SHORT TASK
Would you return all of this data exactly, leaving nothing out?

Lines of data
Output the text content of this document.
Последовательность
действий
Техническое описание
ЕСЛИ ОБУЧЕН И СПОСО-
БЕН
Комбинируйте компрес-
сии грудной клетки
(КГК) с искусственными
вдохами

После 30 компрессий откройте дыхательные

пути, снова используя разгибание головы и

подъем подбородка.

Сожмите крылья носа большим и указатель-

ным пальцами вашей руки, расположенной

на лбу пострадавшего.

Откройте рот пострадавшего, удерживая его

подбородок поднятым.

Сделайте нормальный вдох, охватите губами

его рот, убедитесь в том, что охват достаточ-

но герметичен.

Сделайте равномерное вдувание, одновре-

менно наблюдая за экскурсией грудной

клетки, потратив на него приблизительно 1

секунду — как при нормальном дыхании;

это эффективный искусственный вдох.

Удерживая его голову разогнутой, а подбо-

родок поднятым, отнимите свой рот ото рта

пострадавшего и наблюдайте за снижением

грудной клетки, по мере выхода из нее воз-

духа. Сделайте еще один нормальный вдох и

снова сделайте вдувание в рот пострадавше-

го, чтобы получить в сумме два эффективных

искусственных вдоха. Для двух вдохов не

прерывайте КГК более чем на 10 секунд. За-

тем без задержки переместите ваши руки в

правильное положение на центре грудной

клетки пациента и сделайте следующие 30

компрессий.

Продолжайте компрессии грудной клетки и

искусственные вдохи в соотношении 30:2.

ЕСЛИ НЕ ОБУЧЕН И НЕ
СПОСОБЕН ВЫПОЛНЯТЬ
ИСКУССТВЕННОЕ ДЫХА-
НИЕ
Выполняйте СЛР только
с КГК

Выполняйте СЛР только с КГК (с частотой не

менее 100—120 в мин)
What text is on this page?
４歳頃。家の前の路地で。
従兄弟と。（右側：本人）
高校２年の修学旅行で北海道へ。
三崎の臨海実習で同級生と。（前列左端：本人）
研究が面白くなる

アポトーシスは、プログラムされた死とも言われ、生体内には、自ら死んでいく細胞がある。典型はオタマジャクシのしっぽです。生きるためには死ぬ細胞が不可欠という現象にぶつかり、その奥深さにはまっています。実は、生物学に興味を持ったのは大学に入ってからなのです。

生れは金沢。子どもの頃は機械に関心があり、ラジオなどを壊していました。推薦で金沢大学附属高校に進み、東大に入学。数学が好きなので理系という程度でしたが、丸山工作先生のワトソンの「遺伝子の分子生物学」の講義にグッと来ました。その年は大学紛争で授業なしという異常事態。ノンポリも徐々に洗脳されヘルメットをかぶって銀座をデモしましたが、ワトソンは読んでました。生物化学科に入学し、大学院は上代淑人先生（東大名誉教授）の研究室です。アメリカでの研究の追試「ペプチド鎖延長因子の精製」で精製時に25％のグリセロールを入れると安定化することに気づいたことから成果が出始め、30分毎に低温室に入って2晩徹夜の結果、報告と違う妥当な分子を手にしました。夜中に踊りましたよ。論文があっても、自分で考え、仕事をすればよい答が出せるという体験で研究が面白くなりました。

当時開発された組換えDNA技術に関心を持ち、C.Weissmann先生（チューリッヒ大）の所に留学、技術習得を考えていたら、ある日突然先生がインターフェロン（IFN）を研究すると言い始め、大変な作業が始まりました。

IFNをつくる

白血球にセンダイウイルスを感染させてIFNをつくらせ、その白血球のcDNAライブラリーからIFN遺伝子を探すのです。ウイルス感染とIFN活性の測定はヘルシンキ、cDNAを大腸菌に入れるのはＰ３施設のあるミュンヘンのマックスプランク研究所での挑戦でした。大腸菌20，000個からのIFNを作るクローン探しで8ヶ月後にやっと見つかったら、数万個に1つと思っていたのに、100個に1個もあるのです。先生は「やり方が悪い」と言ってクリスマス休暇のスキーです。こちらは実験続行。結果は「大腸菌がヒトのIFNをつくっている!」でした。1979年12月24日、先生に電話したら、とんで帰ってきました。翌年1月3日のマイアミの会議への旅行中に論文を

FINAL RESULT
Output the text content of this document.
Последовательность
действий
Техническое описание
ЕСЛИ ОБУЧЕН И СПОСО-
БЕН
Комбинируйте компрес-
сии грудной клетки
(КГК) с искусственными
вдохами

После 30 компрессий откройте дыхательные

пути, снова используя разгибание головы и

подъем подбородка.

Сожмите крылья носа большим и указатель-

ным пальцами вашей руки, расположенной

на лбу пострадавшего.

Откройте рот пострадавшего, удерживая его

подбородок поднятым.

Сделайте нормальный вдох, охватите губами

его рот, убедитесь в том, что охват достаточ-

но герметичен.

Сделайте равномерное вдувание, одновре-

менно наблюдая за экскурсией грудной

клетки, потратив на него приблизительно 1

секунду — как при нормальном дыхании;

это эффективный искусственный вдох.

Удерживая его голову разогнутой, а подбо-

родок поднятым, отнимите свой рот ото рта

пострадавшего и наблюдайте за снижением

грудной клетки, по мере выхода из нее воз-

духа. Сделайте еще один нормальный вдох и

снова сделайте вдувание в рот пострадавше-

го, чтобы получить в сумме два эффективных

искусственных вдоха. Для двух вдохов не

прерывайте КГК более чем на 10 секунд. За-

тем без задержки переместите ваши руки в

правильное положение на центре грудной

клетки пациента и сделайте следующие 30

компрессий.

Продолжайте компрессии грудной клетки и

искусственные вдохи в соотношении 30:2.

ЕСЛИ НЕ ОБУЧЕН И НЕ
СПОСОБЕН ВЫПОЛНЯТЬ
ИСКУССТВЕННОЕ ДЫХА-
НИЕ
Выполняйте СЛР только
с КГК

Выполняйте СЛР только с КГК (с частотой не

менее 100—120 в мин)
What text is on this page?
４歳頃。家の前の路地で。
従兄弟と。（右側：本人）
高校２年の修学旅行で北海道へ。
三崎の臨海実習で同級生と。（前列左端：本人）
研究が面白くなる

アポトーシスは、プログラムされた死とも言われ、生体内には、自ら死んでいく細胞がある。典型はオタマジャクシのしっぽです。生きるためには死ぬ細胞が不可欠という現象にぶつかり、その奥深さにはまっています。実は、生物学に興味を持ったのは大学に入ってからなのです。

生れは金沢。子どもの頃は機械に関心があり、ラジオなどを壊していました。推薦で金沢大学附属高校に進み、東大に入学。数学が好きなので理系という程度でしたが、丸山工作先生のワトソンの「遺伝子の分子生物学」の講義にグッと来ました。その年は大学紛争で授業なしという異常事態。ノンポリも徐々に洗脳されヘルメットをかぶって銀座をデモしましたが、ワトソンは読んでました。生物化学科に入学し、大学院は上代淑人先生（東大名誉教授）の研究室です。アメリカでの研究の追試「ペプチド鎖延長因子の精製」で精製時に25％のグリセロールを入れると安定化することに気づいたことから成果が出始め、30分毎に低温室に入って2晩徹夜の結果、報告と違う妥当な分子を手にしました。夜中に踊りましたよ。論文があっても、自分で考え、仕事をすればよい答が出せるという体験で研究が面白くなりました。

当時開発された組換えDNA技術に関心を持ち、C.Weissmann先生（チューリッヒ大）の所に留学、技術習得を考えていたら、ある日突然先生がインターフェロン（IFN）を研究すると言い始め、大変な作業が始まりました。

IFNをつくる

白血球にセンダイウイルスを感染させてIFNをつくらせ、その白血球のcDNAライブラリーからIFN遺伝子を探すのです。ウイルス感染とIFN活性の測定はヘルシンキ、cDNAを大腸菌に入れるのはＰ３施設のあるミュンヘンのマックスプランク研究所での挑戦でした。大腸菌20，000個からのIFNを作るクローン探しで8ヶ月後にやっと見つかったら、数万個に1つと思っていたのに、100個に1個もあるのです。先生は「やり方が悪い」と言ってクリスマス休暇のスキーです。こちらは実験続行。結果は「大腸菌がヒトのIFNをつくっている!」でした。1979年12月24日、先生に電話したら、とんで帰ってきました。翌年1月3日のマイアミの会議への旅行中に論文を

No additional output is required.